Records contained in a dataset:

------------

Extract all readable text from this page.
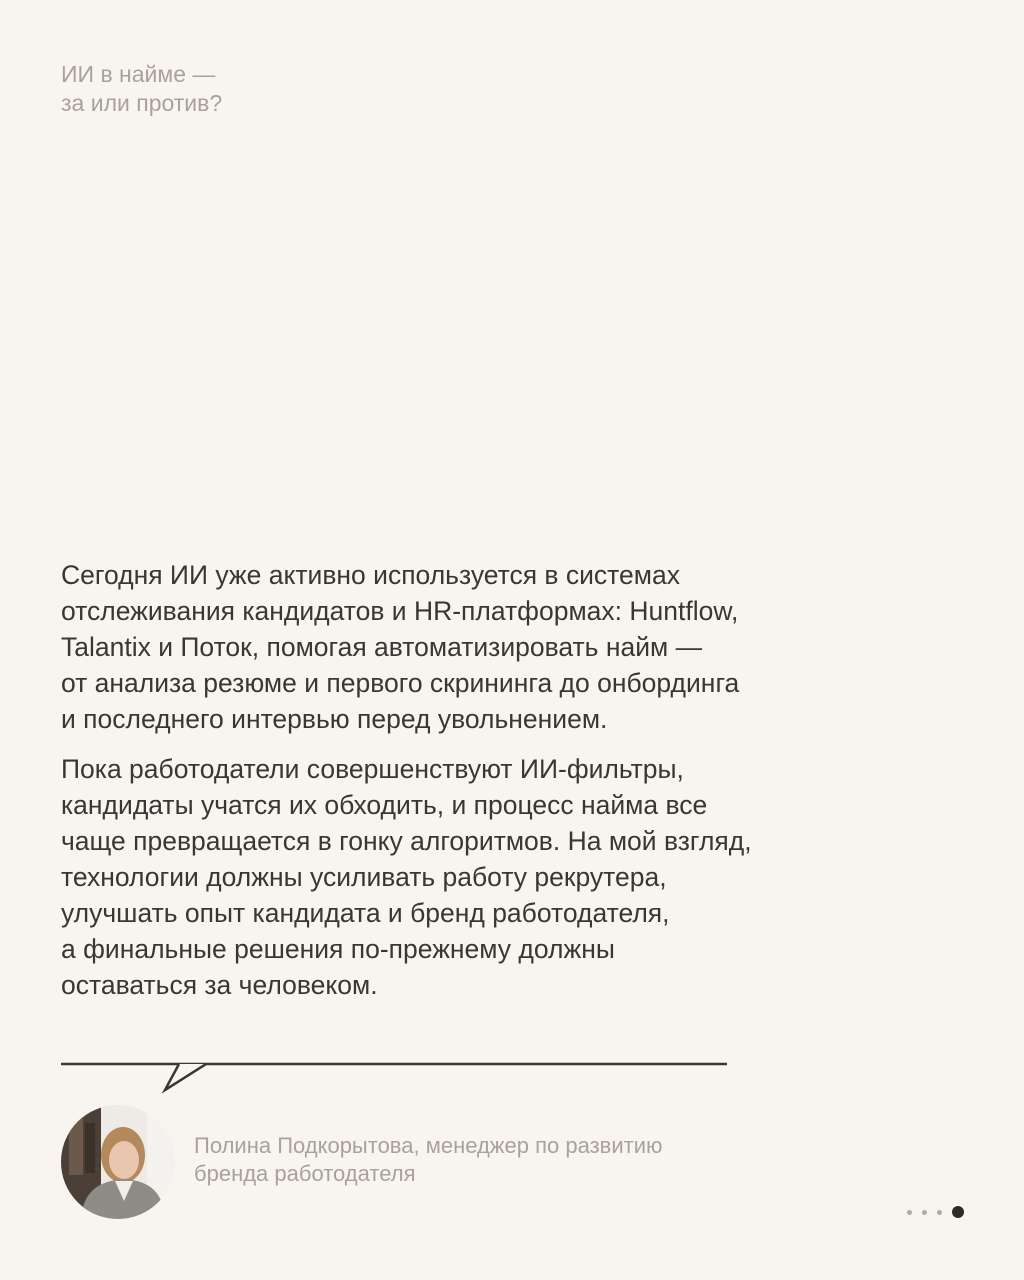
ИИ в найме —
за или против?

Сегодня ИИ уже активно используется в системах
отслеживания кандидатов и HR-платформах: Huntflow,
Talantix и Поток, помогая автоматизировать найм —
от анализа резюме и первого скрининга до онбординга
и последнего интервью перед увольнением.

Пока работодатели совершенствуют ИИ-фильтры,
кандидаты учатся их обходить, и процесс найма все
чаще превращается в гонку алгоритмов. На мой взгляд,
технологии должны усиливать работу рекрутера,
улучшать опыт кандидата и бренд работодателя,
а финальные решения по-прежнему должны
оставаться за человеком.

Полина Подкорытова, менеджер по развитию
бренда работодателя
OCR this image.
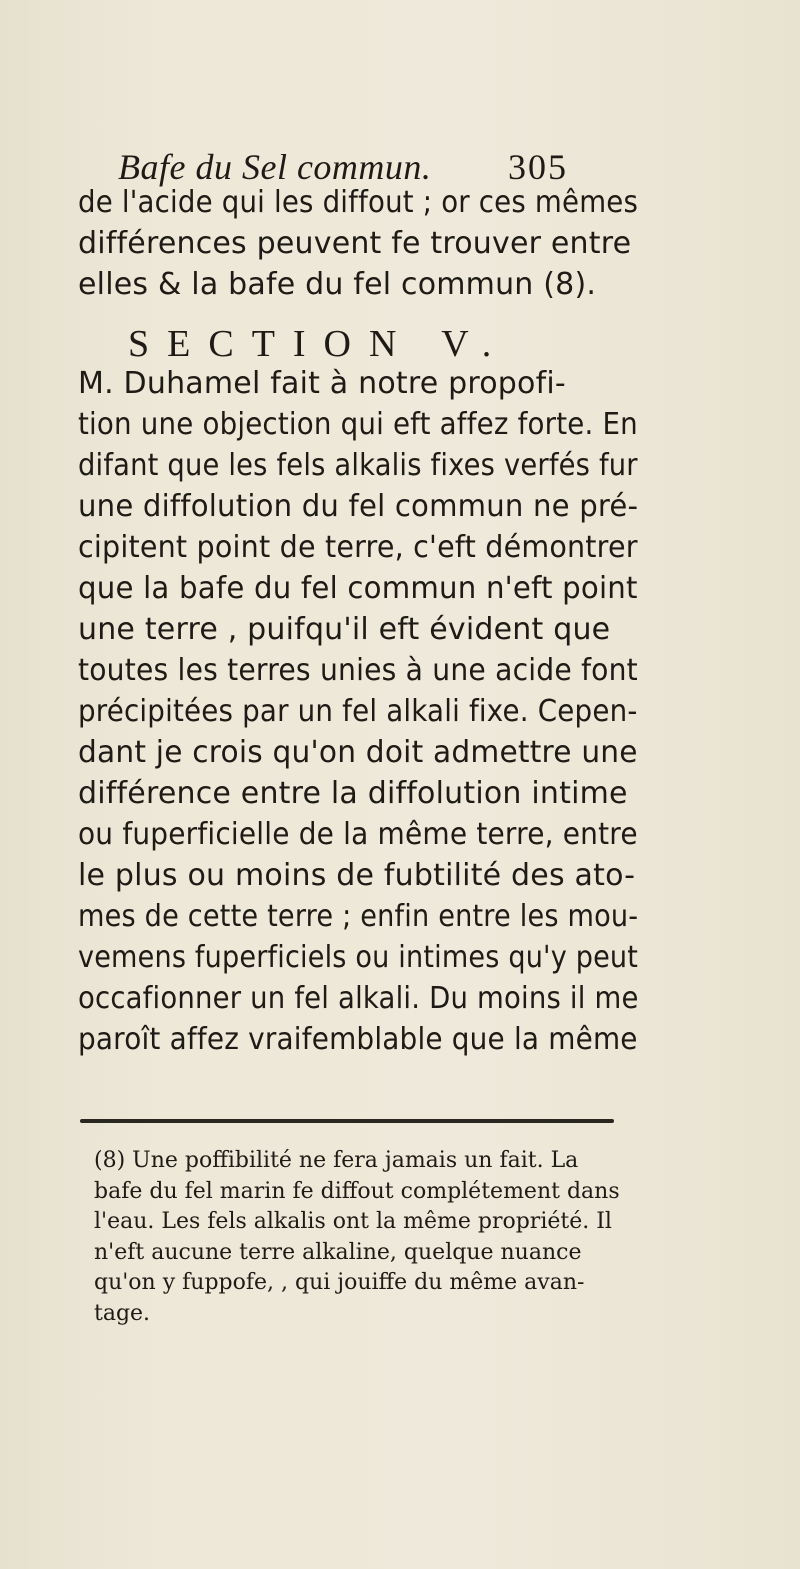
Bafe du Sel commun. 305
de l'acide qui les diffout ; or ces mêmes
différences peuvent fe trouver entre
elles & la bafe du fel commun (8).
SECTION V.
M. Duhamel fait à notre propofi-
tion une objection qui eft affez forte. En
difant que les fels alkalis fixes verfés fur
une diffolution du fel commun ne pré-
cipitent point de terre, c'eft démontrer
que la bafe du fel commun n'eft point
une terre , puifqu'il eft évident que
toutes les terres unies à une acide font
précipitées par un fel alkali fixe. Cepen-
dant je crois qu'on doit admettre une
différence entre la diffolution intime
ou fuperficielle de la même terre, entre
le plus ou moins de fubtilité des ato-
mes de cette terre ; enfin entre les mou-
vemens fuperficiels ou intimes qu'y peut
occafionner un fel alkali. Du moins il me
paroît affez vraifemblable que la même
(8) Une poffibilité ne fera jamais un fait. La
bafe du fel marin fe diffout complétement dans
l'eau. Les fels alkalis ont la même propriété. Il
n'eft aucune terre alkaline, quelque nuance
qu'on y fuppofe, , qui jouiffe du même avan-
tage.
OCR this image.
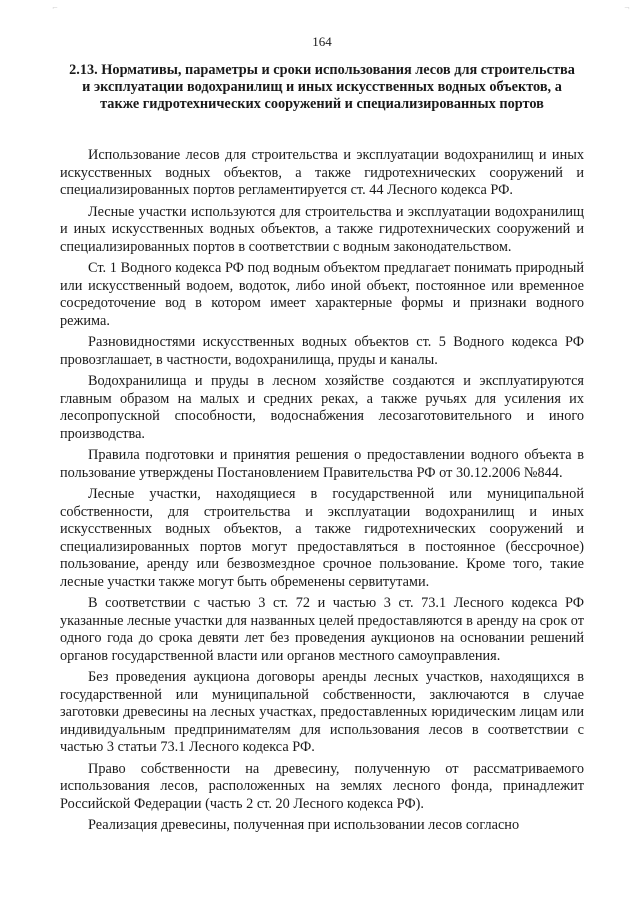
⌐	¬
164
2.13. Нормативы, параметры и сроки использования лесов для строительства и эксплуатации водохранилищ и иных искусственных водных объектов, а также гидротехнических сооружений и специализированных портов

Использование лесов для строительства и эксплуатации водохранилищ и иных искусственных водных объектов, а также гидротехнических сооружений и специализированных портов регламентируется ст. 44 Лесного кодекса РФ.

Лесные участки используются для строительства и эксплуатации водохранилищ и иных искусственных водных объектов, а также гидротехнических сооружений и специализированных портов в соответствии с водным законодательством.

Ст. 1 Водного кодекса РФ под водным объектом предлагает понимать природный или искусственный водоем, водоток, либо иной объект, постоянное или временное сосредоточение вод в котором имеет характерные формы и признаки водного режима.

Разновидностями искусственных водных объектов ст. 5 Водного кодекса РФ провозглашает, в частности, водохранилища, пруды и каналы.

Водохранилища и пруды в лесном хозяйстве создаются и эксплуатируются главным образом на малых и средних реках, а также ручьях для усиления их лесопропускной способности, водоснабжения лесозаготовительного и иного производства.

Правила подготовки и принятия решения о предоставлении водного объекта в пользование утверждены Постановлением Правительства РФ от 30.12.2006 №844.

Лесные участки, находящиеся в государственной или муниципальной собственности, для строительства и эксплуатации водохранилищ и иных искусственных водных объектов, а также гидротехнических сооружений и специализированных портов могут предоставляться в постоянное (бессрочное) пользование, аренду или безвозмездное срочное пользование. Кроме того, такие лесные участки также могут быть обременены сервитутами.

В соответствии с частью 3 ст. 72 и частью 3 ст. 73.1 Лесного кодекса РФ указанные лесные участки для названных целей предоставляются в аренду на срок от одного года до срока девяти лет без проведения аукционов на основании решений органов государственной власти или органов местного самоуправления.

Без проведения аукциона договоры аренды лесных участков, находящихся в государственной или муниципальной собственности, заключаются в случае заготовки древесины на лесных участках, предоставленных юридическим лицам или индивидуальным предпринимателям для использования лесов в соответствии с частью 3 статьи 73.1 Лесного кодекса РФ.

Право собственности на древесину, полученную от рассматриваемого использования лесов, расположенных на землях лесного фонда, принадлежит Российской Федерации (часть 2 ст. 20 Лесного кодекса РФ).

Реализация древесины, полученная при использовании лесов согласно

------------

TASK DETAILS
Report how many lines in the listing include the word "иных". Give nothing but the count.

ANSWER TO THE TASK
4